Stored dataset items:
((

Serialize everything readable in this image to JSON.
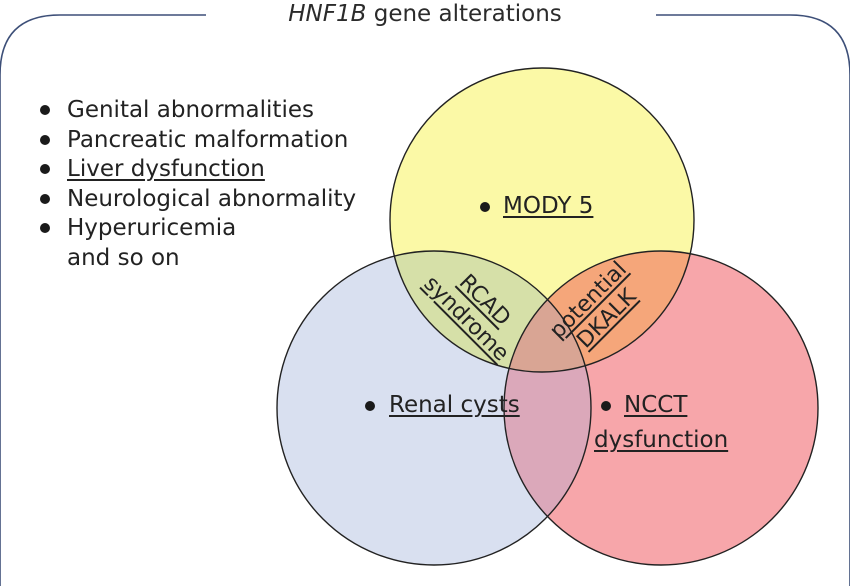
{
  "title": {
    "italic_part": "HNF1B",
    "rest": " gene alterations"
  },
  "features": [
    {
      "text": "Genital abnormalities",
      "underlined": false
    },
    {
      "text": "Pancreatic malformation",
      "underlined": false
    },
    {
      "text": "Liver dysfunction",
      "underlined": true
    },
    {
      "text": "Neurological abnormality",
      "underlined": false
    },
    {
      "text": "Hyperuricemia",
      "underlined": false
    }
  ],
  "features_extra": "and so on",
  "circles": {
    "top": {
      "label": "MODY 5",
      "color": "#fbf9a6"
    },
    "left": {
      "label": "Renal cysts",
      "color": "#d9e0f0"
    },
    "right": {
      "label_line1": "NCCT",
      "label_line2": "dysfunction",
      "color": "#f7a6aa"
    }
  },
  "overlaps": {
    "top_left": {
      "line1": "RCAD",
      "line2": "syndrome",
      "color": "#d6e0a8"
    },
    "top_right": {
      "line1": "potential",
      "line2": "DKALK",
      "color": "#f5a67a"
    },
    "left_right": {
      "color": "#dba8ba"
    },
    "center": {
      "color": "#d9a594"
    }
  },
  "colors": {
    "frame": "#3d4f78",
    "circle_stroke": "#222222"
  }
}
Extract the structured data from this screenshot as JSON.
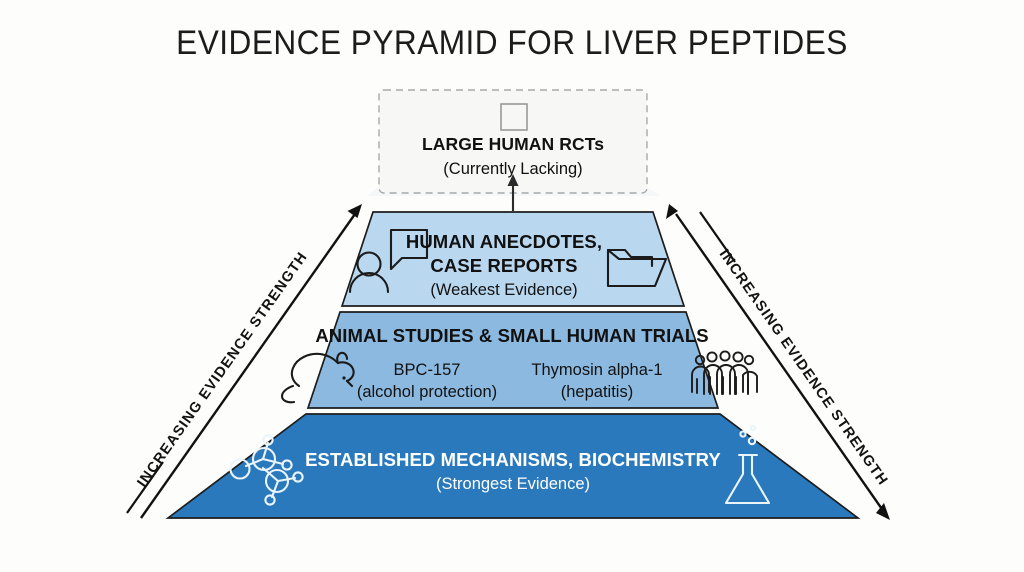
{
  "title": "EVIDENCE PYRAMID FOR LIVER PEPTIDES",
  "background_color": "#fdfdfb",
  "axes": {
    "left_label": "INCREASING EVIDENCE STRENGTH",
    "right_label": "INCREASING EVIDENCE STRENGTH"
  },
  "apex": {
    "heading": "LARGE HUMAN RCTs",
    "subtext": "(Currently Lacking)",
    "style": "dashed-outline",
    "icon": "empty-square-icon",
    "fill_color": "#f7f7f5",
    "border_color": "#a8a8a8"
  },
  "tiers": [
    {
      "id": "human-anecdotes",
      "heading_line1": "HUMAN ANECDOTES,",
      "heading_line2": "CASE REPORTS",
      "subtext": "(Weakest Evidence)",
      "fill_color": "#b9d7ef",
      "text_color": "#111111",
      "icon_left": "person-speech-bubble-icon",
      "icon_right": "open-folder-icon"
    },
    {
      "id": "animal-studies",
      "heading_line1": "ANIMAL STUDIES & SMALL HUMAN TRIALS",
      "subtext": "",
      "fill_color": "#8cb9e0",
      "text_color": "#111111",
      "icon_left": "mouse-icon",
      "icon_right": "crowd-people-icon",
      "items": [
        {
          "name": "BPC-157",
          "note": "(alcohol protection)"
        },
        {
          "name": "Thymosin alpha-1",
          "note": "(hepatitis)"
        }
      ]
    },
    {
      "id": "established-mechanisms",
      "heading_line1": "ESTABLISHED MECHANISMS, BIOCHEMISTRY",
      "subtext": "(Strongest Evidence)",
      "fill_color": "#2a79bd",
      "text_color": "#ffffff",
      "icon_left": "molecule-icon",
      "icon_right": "flask-icon"
    }
  ]
}
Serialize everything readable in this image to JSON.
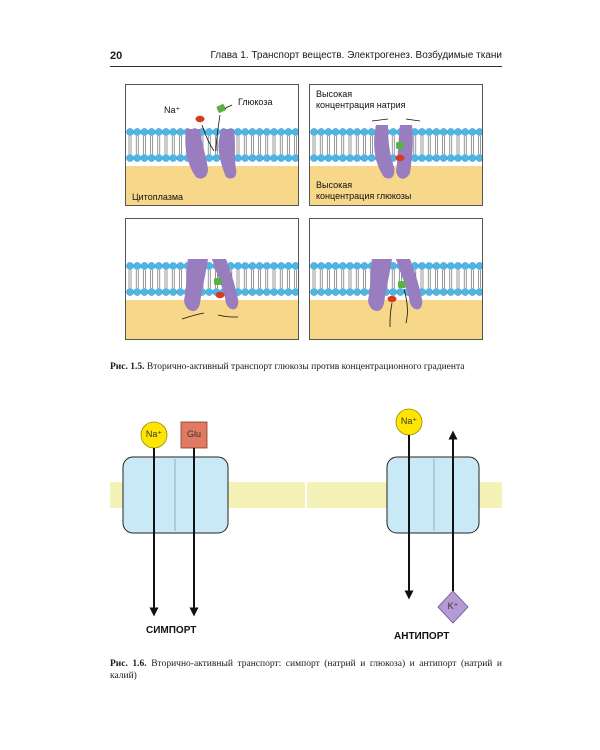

))

Task to carry out: Leaving the pictures out, reproduce the entries above exactly.

Answer section:
Serialize everything readable in this image to JSON.
{
  "title": {
    "italic_part": "HNF1B",
    "rest": " gene alterations"
  },
  "features": [
    {
      "text": "Genital abnormalities",
      "underlined": false
    },
    {
      "text": "Pancreatic malformation",
      "underlined": false
    },
    {
      "text": "Liver dysfunction",
      "underlined": true
    },
    {
      "text": "Neurological abnormality",
      "underlined": false
    },
    {
      "text": "Hyperuricemia",
      "underlined": false
    }
  ],
  "features_extra": "and so on",
  "circles": {
    "top": {
      "label": "MODY 5",
      "color": "#fbf9a6"
    },
    "left": {
      "label": "Renal cysts",
      "color": "#d9e0f0"
    },
    "right": {
      "label_line1": "NCCT",
      "label_line2": "dysfunction",
      "color": "#f7a6aa"
    }
  },
  "overlaps": {
    "top_left": {
      "line1": "RCAD",
      "line2": "syndrome",
      "color": "#d6e0a8"
    },
    "top_right": {
      "line1": "potential",
      "line2": "DKALK",
      "color": "#f5a67a"
    },
    "left_right": {
      "color": "#dba8ba"
    },
    "center": {
      "color": "#d9a594"
    }
  },
  "colors": {
    "frame": "#3d4f78",
    "circle_stroke": "#222222"
  }
}
Extract the structured data from this screenshot as JSON.
{
  "title": "EVIDENCE PYRAMID FOR LIVER PEPTIDES",
  "background_color": "#fdfdfb",
  "axes": {
    "left_label": "INCREASING EVIDENCE STRENGTH",
    "right_label": "INCREASING EVIDENCE STRENGTH"
  },
  "apex": {
    "heading": "LARGE HUMAN RCTs",
    "subtext": "(Currently Lacking)",
    "style": "dashed-outline",
    "icon": "empty-square-icon",
    "fill_color": "#f7f7f5",
    "border_color": "#a8a8a8"
  },
  "tiers": [
    {
      "id": "human-anecdotes",
      "heading_line1": "HUMAN ANECDOTES,",
      "heading_line2": "CASE REPORTS",
      "subtext": "(Weakest Evidence)",
      "fill_color": "#b9d7ef",
      "text_color": "#111111",
      "icon_left": "person-speech-bubble-icon",
      "icon_right": "open-folder-icon"
    },
    {
      "id": "animal-studies",
      "heading_line1": "ANIMAL STUDIES & SMALL HUMAN TRIALS",
      "subtext": "",
      "fill_color": "#8cb9e0",
      "text_color": "#111111",
      "icon_left": "mouse-icon",
      "icon_right": "crowd-people-icon",
      "items": [
        {
          "name": "BPC-157",
          "note": "(alcohol protection)"
        },
        {
          "name": "Thymosin alpha-1",
          "note": "(hepatitis)"
        }
      ]
    },
    {
      "id": "established-mechanisms",
      "heading_line1": "ESTABLISHED MECHANISMS, BIOCHEMISTRY",
      "subtext": "(Strongest Evidence)",
      "fill_color": "#2a79bd",
      "text_color": "#ffffff",
      "icon_left": "molecule-icon",
      "icon_right": "flask-icon"
    }
  ]
}
Serialize everything readable in this image to JSON.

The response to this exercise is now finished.